Each line below should be reproduced without any alteration.

**Some records**
━━━━━━━━━━

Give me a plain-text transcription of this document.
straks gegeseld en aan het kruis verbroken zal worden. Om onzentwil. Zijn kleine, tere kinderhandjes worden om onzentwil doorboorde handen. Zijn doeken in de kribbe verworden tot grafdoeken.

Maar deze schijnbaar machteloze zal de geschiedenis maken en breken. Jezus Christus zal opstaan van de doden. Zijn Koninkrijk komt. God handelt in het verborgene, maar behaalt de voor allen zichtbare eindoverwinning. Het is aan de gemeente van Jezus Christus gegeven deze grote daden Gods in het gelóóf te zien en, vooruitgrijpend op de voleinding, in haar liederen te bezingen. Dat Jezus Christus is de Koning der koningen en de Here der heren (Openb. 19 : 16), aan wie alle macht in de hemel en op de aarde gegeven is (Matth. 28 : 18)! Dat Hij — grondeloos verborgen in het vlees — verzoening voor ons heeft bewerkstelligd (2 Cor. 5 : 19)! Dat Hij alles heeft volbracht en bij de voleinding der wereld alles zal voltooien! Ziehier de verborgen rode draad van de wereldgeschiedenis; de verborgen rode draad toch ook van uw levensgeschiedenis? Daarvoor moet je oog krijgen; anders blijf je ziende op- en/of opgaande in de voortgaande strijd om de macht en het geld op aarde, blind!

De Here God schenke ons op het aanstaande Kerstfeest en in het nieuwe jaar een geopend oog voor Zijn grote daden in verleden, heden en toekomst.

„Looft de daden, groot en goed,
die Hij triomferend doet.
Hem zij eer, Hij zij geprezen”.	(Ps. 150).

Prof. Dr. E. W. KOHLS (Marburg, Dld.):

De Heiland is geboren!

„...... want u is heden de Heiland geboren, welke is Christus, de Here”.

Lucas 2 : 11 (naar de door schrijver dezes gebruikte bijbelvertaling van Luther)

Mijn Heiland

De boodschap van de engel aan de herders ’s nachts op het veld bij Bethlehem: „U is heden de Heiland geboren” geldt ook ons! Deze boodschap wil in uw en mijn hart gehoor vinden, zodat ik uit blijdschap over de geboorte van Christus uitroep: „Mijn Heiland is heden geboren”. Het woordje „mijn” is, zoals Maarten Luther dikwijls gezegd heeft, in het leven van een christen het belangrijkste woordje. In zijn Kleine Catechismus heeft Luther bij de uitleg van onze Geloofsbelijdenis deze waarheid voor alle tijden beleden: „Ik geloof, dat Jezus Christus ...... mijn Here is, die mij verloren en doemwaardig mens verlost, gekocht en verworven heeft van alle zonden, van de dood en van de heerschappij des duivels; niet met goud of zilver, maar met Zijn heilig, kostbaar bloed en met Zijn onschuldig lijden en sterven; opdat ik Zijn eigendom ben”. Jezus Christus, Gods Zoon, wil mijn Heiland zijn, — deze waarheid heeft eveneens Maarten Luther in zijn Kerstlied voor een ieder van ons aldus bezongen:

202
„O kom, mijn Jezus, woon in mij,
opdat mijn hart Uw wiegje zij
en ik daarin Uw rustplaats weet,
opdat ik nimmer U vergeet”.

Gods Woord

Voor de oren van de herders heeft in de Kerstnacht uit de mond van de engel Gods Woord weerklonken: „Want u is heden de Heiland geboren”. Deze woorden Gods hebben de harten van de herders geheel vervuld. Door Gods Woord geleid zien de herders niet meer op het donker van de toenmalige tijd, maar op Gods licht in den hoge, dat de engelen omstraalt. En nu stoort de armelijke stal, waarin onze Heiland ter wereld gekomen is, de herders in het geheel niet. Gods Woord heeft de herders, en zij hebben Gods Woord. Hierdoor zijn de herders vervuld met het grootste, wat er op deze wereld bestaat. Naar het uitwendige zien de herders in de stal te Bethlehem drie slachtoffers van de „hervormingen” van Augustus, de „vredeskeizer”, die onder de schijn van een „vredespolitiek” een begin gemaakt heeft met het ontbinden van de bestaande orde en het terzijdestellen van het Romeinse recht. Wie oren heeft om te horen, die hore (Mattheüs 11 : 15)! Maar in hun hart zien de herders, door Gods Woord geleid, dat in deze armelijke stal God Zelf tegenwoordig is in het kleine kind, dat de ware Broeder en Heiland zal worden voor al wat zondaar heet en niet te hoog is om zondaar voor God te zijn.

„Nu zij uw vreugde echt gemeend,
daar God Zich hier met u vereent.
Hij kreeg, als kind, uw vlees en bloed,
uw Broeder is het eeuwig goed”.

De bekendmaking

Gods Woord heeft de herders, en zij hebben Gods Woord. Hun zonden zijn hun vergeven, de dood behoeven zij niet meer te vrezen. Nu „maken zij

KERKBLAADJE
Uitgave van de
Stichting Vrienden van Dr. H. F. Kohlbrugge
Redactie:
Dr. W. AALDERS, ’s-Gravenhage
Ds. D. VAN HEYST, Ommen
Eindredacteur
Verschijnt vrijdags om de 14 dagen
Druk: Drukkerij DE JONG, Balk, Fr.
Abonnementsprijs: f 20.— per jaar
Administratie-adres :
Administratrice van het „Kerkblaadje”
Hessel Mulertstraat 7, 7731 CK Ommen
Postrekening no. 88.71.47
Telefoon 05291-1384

━━━━━━━━━━

**TASK OUTPUT**
Give me a plain-text transcription of this document.
straks gegeseld en aan het kruis verbroken zal worden. Om onzentwil. Zijn kleine, tere kinderhandjes worden om onzentwil doorboorde handen. Zijn doeken in de kribbe verworden tot grafdoeken.

Maar deze schijnbaar machteloze zal de geschiedenis maken en breken. Jezus Christus zal opstaan van de doden. Zijn Koninkrijk komt. God handelt in het verborgene, maar behaalt de voor allen zichtbare eindoverwinning. Het is aan de gemeente van Jezus Christus gegeven deze grote daden Gods in het gelóóf te zien en, vooruitgrijpend op de voleinding, in haar liederen te bezingen. Dat Jezus Christus is de Koning der koningen en de Here der heren (Openb. 19 : 16), aan wie alle macht in de hemel en op de aarde gegeven is (Matth. 28 : 18)! Dat Hij — grondeloos verborgen in het vlees — verzoening voor ons heeft bewerkstelligd (2 Cor. 5 : 19)! Dat Hij alles heeft volbracht en bij de voleinding der wereld alles zal voltooien! Ziehier de verborgen rode draad van de wereldgeschiedenis; de verborgen rode draad toch ook van uw levensgeschiedenis? Daarvoor moet je oog krijgen; anders blijf je ziende op- en/of opgaande in de voortgaande strijd om de macht en het geld op aarde, blind!

De Here God schenke ons op het aanstaande Kerstfeest en in het nieuwe jaar een geopend oog voor Zijn grote daden in verleden, heden en toekomst.

„Looft de daden, groot en goed,
die Hij triomferend doet.
Hem zij eer, Hij zij geprezen”.	(Ps. 150).

Prof. Dr. E. W. KOHLS (Marburg, Dld.):

De Heiland is geboren!

„...... want u is heden de Heiland geboren, welke is Christus, de Here”.

Lucas 2 : 11 (naar de door schrijver dezes gebruikte bijbelvertaling van Luther)

Mijn Heiland

De boodschap van de engel aan de herders ’s nachts op het veld bij Bethlehem: „U is heden de Heiland geboren” geldt ook ons! Deze boodschap wil in uw en mijn hart gehoor vinden, zodat ik uit blijdschap over de geboorte van Christus uitroep: „Mijn Heiland is heden geboren”. Het woordje „mijn” is, zoals Maarten Luther dikwijls gezegd heeft, in het leven van een christen het belangrijkste woordje. In zijn Kleine Catechismus heeft Luther bij de uitleg van onze Geloofsbelijdenis deze waarheid voor alle tijden beleden: „Ik geloof, dat Jezus Christus ...... mijn Here is, die mij verloren en doemwaardig mens verlost, gekocht en verworven heeft van alle zonden, van de dood en van de heerschappij des duivels; niet met goud of zilver, maar met Zijn heilig, kostbaar bloed en met Zijn onschuldig lijden en sterven; opdat ik Zijn eigendom ben”. Jezus Christus, Gods Zoon, wil mijn Heiland zijn, — deze waarheid heeft eveneens Maarten Luther in zijn Kerstlied voor een ieder van ons aldus bezongen:

202
„O kom, mijn Jezus, woon in mij,
opdat mijn hart Uw wiegje zij
en ik daarin Uw rustplaats weet,
opdat ik nimmer U vergeet”.

Gods Woord

Voor de oren van de herders heeft in de Kerstnacht uit de mond van de engel Gods Woord weerklonken: „Want u is heden de Heiland geboren”. Deze woorden Gods hebben de harten van de herders geheel vervuld. Door Gods Woord geleid zien de herders niet meer op het donker van de toenmalige tijd, maar op Gods licht in den hoge, dat de engelen omstraalt. En nu stoort de armelijke stal, waarin onze Heiland ter wereld gekomen is, de herders in het geheel niet. Gods Woord heeft de herders, en zij hebben Gods Woord. Hierdoor zijn de herders vervuld met het grootste, wat er op deze wereld bestaat. Naar het uitwendige zien de herders in de stal te Bethlehem drie slachtoffers van de „hervormingen” van Augustus, de „vredeskeizer”, die onder de schijn van een „vredespolitiek” een begin gemaakt heeft met het ontbinden van de bestaande orde en het terzijdestellen van het Romeinse recht. Wie oren heeft om te horen, die hore (Mattheüs 11 : 15)! Maar in hun hart zien de herders, door Gods Woord geleid, dat in deze armelijke stal God Zelf tegenwoordig is in het kleine kind, dat de ware Broeder en Heiland zal worden voor al wat zondaar heet en niet te hoog is om zondaar voor God te zijn.

„Nu zij uw vreugde echt gemeend,
daar God Zich hier met u vereent.
Hij kreeg, als kind, uw vlees en bloed,
uw Broeder is het eeuwig goed”.

De bekendmaking

Gods Woord heeft de herders, en zij hebben Gods Woord. Hun zonden zijn hun vergeven, de dood behoeven zij niet meer te vrezen. Nu „maken zij

KERKBLAADJE
Uitgave van de
Stichting Vrienden van Dr. H. F. Kohlbrugge
Redactie:
Dr. W. AALDERS, ’s-Gravenhage
Ds. D. VAN HEYST, Ommen
Eindredacteur
Verschijnt vrijdags om de 14 dagen
Druk: Drukkerij DE JONG, Balk, Fr.
Abonnementsprijs: f 20.— per jaar
Administratie-adres :
Administratrice van het „Kerkblaadje”
Hessel Mulertstraat 7, 7731 CK Ommen
Postrekening no. 88.71.47
Telefoon 05291-1384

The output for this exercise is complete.